Written request:
Return every line of the material exactly.

[Stored records]
☆ ☆ ☆ ☆
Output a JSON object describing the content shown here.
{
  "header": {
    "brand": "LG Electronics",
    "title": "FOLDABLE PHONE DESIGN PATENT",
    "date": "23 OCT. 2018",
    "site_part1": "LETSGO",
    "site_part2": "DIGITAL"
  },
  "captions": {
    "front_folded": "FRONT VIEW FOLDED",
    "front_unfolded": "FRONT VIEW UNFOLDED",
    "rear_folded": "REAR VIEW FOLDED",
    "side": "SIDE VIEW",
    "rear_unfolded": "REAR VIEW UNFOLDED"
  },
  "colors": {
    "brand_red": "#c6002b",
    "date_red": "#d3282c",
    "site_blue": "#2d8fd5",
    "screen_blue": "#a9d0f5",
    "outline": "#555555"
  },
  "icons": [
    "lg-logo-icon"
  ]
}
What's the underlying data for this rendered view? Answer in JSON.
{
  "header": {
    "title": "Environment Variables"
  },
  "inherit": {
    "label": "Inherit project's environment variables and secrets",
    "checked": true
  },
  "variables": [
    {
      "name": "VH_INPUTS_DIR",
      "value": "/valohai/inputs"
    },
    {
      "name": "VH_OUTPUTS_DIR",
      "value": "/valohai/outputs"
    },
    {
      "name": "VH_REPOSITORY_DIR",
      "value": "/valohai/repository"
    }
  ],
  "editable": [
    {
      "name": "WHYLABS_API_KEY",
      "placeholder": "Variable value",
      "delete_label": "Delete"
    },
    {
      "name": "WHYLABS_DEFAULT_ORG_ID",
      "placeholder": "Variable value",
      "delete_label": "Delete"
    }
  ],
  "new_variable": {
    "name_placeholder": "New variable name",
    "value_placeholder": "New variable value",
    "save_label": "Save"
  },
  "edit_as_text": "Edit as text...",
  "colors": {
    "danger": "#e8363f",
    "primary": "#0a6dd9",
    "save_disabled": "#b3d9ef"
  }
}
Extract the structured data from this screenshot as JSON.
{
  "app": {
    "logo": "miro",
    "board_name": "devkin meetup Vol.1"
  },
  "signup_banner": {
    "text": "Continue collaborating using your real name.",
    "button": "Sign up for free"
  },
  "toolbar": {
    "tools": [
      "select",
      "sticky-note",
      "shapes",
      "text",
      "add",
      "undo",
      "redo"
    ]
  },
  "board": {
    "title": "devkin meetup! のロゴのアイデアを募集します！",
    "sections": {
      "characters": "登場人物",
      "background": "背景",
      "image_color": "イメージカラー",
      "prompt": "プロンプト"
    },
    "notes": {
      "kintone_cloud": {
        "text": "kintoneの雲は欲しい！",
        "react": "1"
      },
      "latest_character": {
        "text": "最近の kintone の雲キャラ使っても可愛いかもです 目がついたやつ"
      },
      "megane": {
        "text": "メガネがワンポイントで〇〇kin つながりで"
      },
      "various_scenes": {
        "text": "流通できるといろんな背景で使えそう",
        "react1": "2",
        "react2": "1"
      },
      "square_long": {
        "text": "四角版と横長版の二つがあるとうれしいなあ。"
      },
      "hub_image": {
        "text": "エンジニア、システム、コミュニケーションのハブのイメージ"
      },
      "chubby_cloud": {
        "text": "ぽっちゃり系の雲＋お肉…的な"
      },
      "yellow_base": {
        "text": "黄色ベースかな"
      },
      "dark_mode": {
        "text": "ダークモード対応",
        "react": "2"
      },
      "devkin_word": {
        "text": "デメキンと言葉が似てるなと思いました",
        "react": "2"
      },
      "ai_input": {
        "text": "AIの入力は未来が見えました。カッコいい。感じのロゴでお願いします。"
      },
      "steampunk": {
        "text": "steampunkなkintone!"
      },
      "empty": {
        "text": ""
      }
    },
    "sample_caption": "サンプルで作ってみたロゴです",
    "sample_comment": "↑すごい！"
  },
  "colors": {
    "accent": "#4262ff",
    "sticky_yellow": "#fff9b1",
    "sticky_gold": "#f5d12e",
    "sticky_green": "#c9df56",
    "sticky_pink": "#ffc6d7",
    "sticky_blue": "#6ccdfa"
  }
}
☆ ☆ ☆ ☆
Exercise solution:
Output a JSON object describing the content shown here.
{
  "header": {
    "brand": "LG Electronics",
    "title": "FOLDABLE PHONE DESIGN PATENT",
    "date": "23 OCT. 2018",
    "site_part1": "LETSGO",
    "site_part2": "DIGITAL"
  },
  "captions": {
    "front_folded": "FRONT VIEW FOLDED",
    "front_unfolded": "FRONT VIEW UNFOLDED",
    "rear_folded": "REAR VIEW FOLDED",
    "side": "SIDE VIEW",
    "rear_unfolded": "REAR VIEW UNFOLDED"
  },
  "colors": {
    "brand_red": "#c6002b",
    "date_red": "#d3282c",
    "site_blue": "#2d8fd5",
    "screen_blue": "#a9d0f5",
    "outline": "#555555"
  },
  "icons": [
    "lg-logo-icon"
  ]
}
What's the underlying data for this rendered view? Answer in JSON.
{
  "header": {
    "title": "Environment Variables"
  },
  "inherit": {
    "label": "Inherit project's environment variables and secrets",
    "checked": true
  },
  "variables": [
    {
      "name": "VH_INPUTS_DIR",
      "value": "/valohai/inputs"
    },
    {
      "name": "VH_OUTPUTS_DIR",
      "value": "/valohai/outputs"
    },
    {
      "name": "VH_REPOSITORY_DIR",
      "value": "/valohai/repository"
    }
  ],
  "editable": [
    {
      "name": "WHYLABS_API_KEY",
      "placeholder": "Variable value",
      "delete_label": "Delete"
    },
    {
      "name": "WHYLABS_DEFAULT_ORG_ID",
      "placeholder": "Variable value",
      "delete_label": "Delete"
    }
  ],
  "new_variable": {
    "name_placeholder": "New variable name",
    "value_placeholder": "New variable value",
    "save_label": "Save"
  },
  "edit_as_text": "Edit as text...",
  "colors": {
    "danger": "#e8363f",
    "primary": "#0a6dd9",
    "save_disabled": "#b3d9ef"
  }
}
Extract the structured data from this screenshot as JSON.
{
  "app": {
    "logo": "miro",
    "board_name": "devkin meetup Vol.1"
  },
  "signup_banner": {
    "text": "Continue collaborating using your real name.",
    "button": "Sign up for free"
  },
  "toolbar": {
    "tools": [
      "select",
      "sticky-note",
      "shapes",
      "text",
      "add",
      "undo",
      "redo"
    ]
  },
  "board": {
    "title": "devkin meetup! のロゴのアイデアを募集します！",
    "sections": {
      "characters": "登場人物",
      "background": "背景",
      "image_color": "イメージカラー",
      "prompt": "プロンプト"
    },
    "notes": {
      "kintone_cloud": {
        "text": "kintoneの雲は欲しい！",
        "react": "1"
      },
      "latest_character": {
        "text": "最近の kintone の雲キャラ使っても可愛いかもです 目がついたやつ"
      },
      "megane": {
        "text": "メガネがワンポイントで〇〇kin つながりで"
      },
      "various_scenes": {
        "text": "流通できるといろんな背景で使えそう",
        "react1": "2",
        "react2": "1"
      },
      "square_long": {
        "text": "四角版と横長版の二つがあるとうれしいなあ。"
      },
      "hub_image": {
        "text": "エンジニア、システム、コミュニケーションのハブのイメージ"
      },
      "chubby_cloud": {
        "text": "ぽっちゃり系の雲＋お肉…的な"
      },
      "yellow_base": {
        "text": "黄色ベースかな"
      },
      "dark_mode": {
        "text": "ダークモード対応",
        "react": "2"
      },
      "devkin_word": {
        "text": "デメキンと言葉が似てるなと思いました",
        "react": "2"
      },
      "ai_input": {
        "text": "AIの入力は未来が見えました。カッコいい。感じのロゴでお願いします。"
      },
      "steampunk": {
        "text": "steampunkなkintone!"
      },
      "empty": {
        "text": ""
      }
    },
    "sample_caption": "サンプルで作ってみたロゴです",
    "sample_comment": "↑すごい！"
  },
  "colors": {
    "accent": "#4262ff",
    "sticky_yellow": "#fff9b1",
    "sticky_gold": "#f5d12e",
    "sticky_green": "#c9df56",
    "sticky_pink": "#ffc6d7",
    "sticky_blue": "#6ccdfa"
  }
}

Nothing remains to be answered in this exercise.